Extract each line from the entries below that has the string "JSON" in it.

[Lines of data]
++++++

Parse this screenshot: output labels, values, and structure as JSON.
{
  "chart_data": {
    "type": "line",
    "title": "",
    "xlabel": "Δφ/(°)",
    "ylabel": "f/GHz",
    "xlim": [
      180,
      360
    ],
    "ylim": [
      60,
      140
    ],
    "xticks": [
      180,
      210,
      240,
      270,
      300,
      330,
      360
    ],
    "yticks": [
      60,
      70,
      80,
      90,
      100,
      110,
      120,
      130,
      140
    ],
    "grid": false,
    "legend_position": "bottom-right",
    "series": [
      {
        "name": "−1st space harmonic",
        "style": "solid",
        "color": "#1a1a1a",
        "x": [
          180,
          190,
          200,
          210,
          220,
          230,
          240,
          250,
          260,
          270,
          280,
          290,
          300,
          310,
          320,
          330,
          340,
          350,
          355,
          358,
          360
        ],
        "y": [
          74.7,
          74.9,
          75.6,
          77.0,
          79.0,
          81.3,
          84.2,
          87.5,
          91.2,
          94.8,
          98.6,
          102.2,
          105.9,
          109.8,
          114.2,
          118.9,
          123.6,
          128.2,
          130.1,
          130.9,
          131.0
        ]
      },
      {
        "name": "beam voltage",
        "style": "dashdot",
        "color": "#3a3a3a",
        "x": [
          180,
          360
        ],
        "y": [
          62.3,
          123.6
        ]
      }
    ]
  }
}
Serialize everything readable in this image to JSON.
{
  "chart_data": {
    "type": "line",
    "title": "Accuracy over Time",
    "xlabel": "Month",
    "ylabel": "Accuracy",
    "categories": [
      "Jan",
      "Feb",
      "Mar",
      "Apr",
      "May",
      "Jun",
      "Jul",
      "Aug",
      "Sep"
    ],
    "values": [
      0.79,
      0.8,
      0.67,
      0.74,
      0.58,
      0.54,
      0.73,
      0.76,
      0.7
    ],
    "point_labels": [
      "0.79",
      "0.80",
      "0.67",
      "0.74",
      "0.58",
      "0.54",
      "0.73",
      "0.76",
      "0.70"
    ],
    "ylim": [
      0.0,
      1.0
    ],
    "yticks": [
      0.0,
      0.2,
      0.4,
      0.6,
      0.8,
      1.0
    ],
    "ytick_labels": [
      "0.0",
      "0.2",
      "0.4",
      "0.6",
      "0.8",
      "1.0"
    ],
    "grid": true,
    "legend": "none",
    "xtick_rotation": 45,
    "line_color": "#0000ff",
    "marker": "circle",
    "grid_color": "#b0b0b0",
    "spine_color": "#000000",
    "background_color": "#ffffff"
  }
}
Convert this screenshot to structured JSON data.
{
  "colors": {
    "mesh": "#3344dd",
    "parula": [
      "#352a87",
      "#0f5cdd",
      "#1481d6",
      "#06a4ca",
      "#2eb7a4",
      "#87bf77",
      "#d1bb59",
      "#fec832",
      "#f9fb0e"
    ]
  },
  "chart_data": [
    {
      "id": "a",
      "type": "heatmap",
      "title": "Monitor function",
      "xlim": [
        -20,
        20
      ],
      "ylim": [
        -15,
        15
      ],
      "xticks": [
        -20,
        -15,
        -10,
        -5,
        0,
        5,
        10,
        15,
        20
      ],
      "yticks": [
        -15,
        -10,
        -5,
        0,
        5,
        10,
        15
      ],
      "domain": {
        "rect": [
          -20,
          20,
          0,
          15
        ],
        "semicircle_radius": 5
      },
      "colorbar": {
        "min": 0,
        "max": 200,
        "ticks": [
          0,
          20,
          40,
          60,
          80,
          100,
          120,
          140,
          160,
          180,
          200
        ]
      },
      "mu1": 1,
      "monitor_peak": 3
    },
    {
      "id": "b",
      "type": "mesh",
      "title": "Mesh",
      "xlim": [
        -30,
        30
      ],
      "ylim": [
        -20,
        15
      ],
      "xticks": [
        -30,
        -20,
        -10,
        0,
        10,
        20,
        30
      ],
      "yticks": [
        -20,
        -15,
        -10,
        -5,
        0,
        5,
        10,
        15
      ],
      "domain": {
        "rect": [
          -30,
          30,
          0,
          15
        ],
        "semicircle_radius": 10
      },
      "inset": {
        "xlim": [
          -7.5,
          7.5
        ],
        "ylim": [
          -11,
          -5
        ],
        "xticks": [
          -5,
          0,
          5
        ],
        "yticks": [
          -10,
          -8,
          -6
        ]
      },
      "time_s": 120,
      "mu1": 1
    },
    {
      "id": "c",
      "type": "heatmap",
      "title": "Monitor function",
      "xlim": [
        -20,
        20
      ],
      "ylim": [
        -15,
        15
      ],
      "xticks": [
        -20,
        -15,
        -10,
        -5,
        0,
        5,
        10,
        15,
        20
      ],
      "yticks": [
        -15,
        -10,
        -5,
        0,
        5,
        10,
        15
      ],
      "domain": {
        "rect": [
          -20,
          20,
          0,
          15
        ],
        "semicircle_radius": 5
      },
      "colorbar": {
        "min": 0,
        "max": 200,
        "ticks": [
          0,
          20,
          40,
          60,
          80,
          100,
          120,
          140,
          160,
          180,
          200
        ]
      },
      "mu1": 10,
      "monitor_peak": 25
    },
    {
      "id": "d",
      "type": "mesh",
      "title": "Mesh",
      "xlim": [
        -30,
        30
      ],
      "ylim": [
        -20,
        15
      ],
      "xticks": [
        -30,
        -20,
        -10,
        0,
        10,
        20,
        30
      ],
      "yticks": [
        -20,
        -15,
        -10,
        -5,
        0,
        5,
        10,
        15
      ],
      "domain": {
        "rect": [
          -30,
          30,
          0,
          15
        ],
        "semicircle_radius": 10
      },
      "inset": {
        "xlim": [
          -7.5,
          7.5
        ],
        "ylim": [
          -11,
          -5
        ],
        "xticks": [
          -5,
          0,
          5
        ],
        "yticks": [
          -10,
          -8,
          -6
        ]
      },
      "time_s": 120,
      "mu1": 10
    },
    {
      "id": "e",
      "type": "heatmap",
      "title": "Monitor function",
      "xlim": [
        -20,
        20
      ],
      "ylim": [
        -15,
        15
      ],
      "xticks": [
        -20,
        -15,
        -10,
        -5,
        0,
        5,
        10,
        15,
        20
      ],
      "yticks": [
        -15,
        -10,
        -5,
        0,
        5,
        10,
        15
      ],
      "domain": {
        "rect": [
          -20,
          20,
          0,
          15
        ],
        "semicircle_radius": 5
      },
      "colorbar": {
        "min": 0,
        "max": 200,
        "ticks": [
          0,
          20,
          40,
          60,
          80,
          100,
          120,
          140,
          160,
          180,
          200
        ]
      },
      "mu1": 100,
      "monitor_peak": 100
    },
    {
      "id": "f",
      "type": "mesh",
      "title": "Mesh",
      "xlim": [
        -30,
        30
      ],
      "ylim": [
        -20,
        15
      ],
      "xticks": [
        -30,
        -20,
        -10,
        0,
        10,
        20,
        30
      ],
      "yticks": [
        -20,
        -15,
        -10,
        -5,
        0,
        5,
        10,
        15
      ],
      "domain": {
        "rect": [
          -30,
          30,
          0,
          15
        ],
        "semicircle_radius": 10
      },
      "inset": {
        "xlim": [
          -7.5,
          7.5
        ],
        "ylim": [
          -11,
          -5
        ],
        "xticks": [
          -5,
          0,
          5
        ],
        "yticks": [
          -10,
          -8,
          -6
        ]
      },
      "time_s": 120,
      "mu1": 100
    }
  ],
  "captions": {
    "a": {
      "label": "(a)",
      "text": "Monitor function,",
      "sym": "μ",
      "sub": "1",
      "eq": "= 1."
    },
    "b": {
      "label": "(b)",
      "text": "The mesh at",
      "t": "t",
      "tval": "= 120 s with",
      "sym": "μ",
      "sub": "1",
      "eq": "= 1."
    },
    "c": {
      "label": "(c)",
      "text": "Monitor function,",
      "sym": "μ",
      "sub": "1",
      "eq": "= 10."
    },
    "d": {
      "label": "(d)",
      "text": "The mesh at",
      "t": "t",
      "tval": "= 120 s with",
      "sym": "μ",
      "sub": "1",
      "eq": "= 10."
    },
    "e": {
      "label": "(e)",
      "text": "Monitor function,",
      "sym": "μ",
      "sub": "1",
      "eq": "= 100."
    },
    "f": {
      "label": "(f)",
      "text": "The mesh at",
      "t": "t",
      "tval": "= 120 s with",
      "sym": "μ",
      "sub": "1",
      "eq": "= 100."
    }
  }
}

++++++

Problem solution —
Parse this screenshot: output labels, values, and structure as JSON.
Serialize everything readable in this image to JSON.
Convert this screenshot to structured JSON data.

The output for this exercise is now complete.